AIM OF THE EXERCISE: Filter these entries so that only lines with the word "border" remain.

DATASET ROWS:
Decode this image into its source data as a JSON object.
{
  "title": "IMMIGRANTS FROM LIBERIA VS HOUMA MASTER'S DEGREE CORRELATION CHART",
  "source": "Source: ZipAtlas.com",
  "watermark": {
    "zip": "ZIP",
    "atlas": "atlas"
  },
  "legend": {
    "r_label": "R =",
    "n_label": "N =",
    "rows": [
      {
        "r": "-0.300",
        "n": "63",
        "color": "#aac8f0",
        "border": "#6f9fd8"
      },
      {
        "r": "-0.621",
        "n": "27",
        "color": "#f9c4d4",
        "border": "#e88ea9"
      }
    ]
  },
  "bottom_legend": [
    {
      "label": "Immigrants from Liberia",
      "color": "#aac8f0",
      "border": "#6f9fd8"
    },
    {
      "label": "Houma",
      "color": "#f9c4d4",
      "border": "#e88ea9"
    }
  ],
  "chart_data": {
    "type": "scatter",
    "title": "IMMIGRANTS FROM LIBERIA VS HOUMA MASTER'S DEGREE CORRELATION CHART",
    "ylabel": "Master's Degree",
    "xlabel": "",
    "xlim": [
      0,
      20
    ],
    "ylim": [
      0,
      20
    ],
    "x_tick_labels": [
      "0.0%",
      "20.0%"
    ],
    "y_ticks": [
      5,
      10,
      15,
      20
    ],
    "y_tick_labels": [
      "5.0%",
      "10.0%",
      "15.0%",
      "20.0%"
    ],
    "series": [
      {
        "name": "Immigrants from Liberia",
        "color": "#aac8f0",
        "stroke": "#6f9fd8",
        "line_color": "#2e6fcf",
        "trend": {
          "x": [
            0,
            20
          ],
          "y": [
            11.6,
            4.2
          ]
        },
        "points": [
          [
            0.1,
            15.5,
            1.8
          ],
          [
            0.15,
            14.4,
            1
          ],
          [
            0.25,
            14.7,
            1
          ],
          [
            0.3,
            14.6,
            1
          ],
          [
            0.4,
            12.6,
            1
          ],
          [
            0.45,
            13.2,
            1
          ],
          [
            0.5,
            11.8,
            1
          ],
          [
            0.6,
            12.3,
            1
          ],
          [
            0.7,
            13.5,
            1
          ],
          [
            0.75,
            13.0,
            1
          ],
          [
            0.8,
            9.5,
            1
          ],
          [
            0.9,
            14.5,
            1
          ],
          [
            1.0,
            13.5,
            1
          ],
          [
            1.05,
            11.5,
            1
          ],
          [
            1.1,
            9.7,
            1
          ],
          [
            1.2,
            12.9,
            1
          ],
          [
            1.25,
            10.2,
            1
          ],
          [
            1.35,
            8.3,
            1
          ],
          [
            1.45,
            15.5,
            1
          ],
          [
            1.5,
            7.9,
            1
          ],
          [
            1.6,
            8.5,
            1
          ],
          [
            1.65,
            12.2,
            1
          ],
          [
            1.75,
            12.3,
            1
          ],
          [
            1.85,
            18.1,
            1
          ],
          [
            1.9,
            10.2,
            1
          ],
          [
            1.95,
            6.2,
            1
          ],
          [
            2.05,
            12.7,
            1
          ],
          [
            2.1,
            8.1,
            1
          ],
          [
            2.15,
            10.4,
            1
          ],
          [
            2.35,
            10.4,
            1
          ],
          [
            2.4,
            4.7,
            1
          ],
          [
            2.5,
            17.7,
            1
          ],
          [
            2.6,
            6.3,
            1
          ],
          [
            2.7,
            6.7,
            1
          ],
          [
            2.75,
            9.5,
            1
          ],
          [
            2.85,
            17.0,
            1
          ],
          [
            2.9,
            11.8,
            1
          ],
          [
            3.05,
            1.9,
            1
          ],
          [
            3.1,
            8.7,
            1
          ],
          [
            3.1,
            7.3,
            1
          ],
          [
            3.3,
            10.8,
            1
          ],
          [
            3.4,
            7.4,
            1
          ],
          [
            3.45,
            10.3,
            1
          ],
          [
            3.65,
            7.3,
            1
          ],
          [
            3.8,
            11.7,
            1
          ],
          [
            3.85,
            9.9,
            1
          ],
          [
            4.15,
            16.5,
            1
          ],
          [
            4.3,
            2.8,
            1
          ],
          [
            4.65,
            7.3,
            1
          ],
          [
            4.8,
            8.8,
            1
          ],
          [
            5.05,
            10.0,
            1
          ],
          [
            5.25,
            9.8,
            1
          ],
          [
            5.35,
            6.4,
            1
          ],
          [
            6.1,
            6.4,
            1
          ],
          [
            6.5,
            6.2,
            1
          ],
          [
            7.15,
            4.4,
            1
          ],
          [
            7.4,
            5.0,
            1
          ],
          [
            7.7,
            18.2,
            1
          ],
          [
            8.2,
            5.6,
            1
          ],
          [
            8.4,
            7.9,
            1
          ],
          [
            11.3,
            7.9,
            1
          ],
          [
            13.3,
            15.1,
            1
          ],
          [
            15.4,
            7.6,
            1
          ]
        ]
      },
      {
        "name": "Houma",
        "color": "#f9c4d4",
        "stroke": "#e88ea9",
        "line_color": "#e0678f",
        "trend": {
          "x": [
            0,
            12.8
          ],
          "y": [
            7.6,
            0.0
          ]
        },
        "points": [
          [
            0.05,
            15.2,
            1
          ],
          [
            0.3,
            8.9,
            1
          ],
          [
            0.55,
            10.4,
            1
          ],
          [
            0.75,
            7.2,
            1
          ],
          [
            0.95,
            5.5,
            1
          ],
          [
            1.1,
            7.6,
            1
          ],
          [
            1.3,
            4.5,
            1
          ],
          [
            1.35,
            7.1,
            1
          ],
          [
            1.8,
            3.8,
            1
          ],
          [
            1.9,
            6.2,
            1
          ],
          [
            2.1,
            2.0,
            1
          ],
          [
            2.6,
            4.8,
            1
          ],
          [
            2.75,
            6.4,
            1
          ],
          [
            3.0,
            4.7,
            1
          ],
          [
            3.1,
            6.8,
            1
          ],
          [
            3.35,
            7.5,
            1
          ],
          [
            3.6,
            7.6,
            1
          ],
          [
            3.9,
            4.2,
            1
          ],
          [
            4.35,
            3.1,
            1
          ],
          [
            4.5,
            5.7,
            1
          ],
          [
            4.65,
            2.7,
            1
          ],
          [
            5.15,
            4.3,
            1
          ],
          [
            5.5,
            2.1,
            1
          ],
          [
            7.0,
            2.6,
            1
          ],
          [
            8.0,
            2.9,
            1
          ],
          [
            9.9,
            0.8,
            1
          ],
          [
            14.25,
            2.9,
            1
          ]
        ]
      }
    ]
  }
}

RESPONSE BELOW:
        "border": "#6f9fd8"
        "border": "#e88ea9"
      "border": "#6f9fd8"
      "border": "#e88ea9"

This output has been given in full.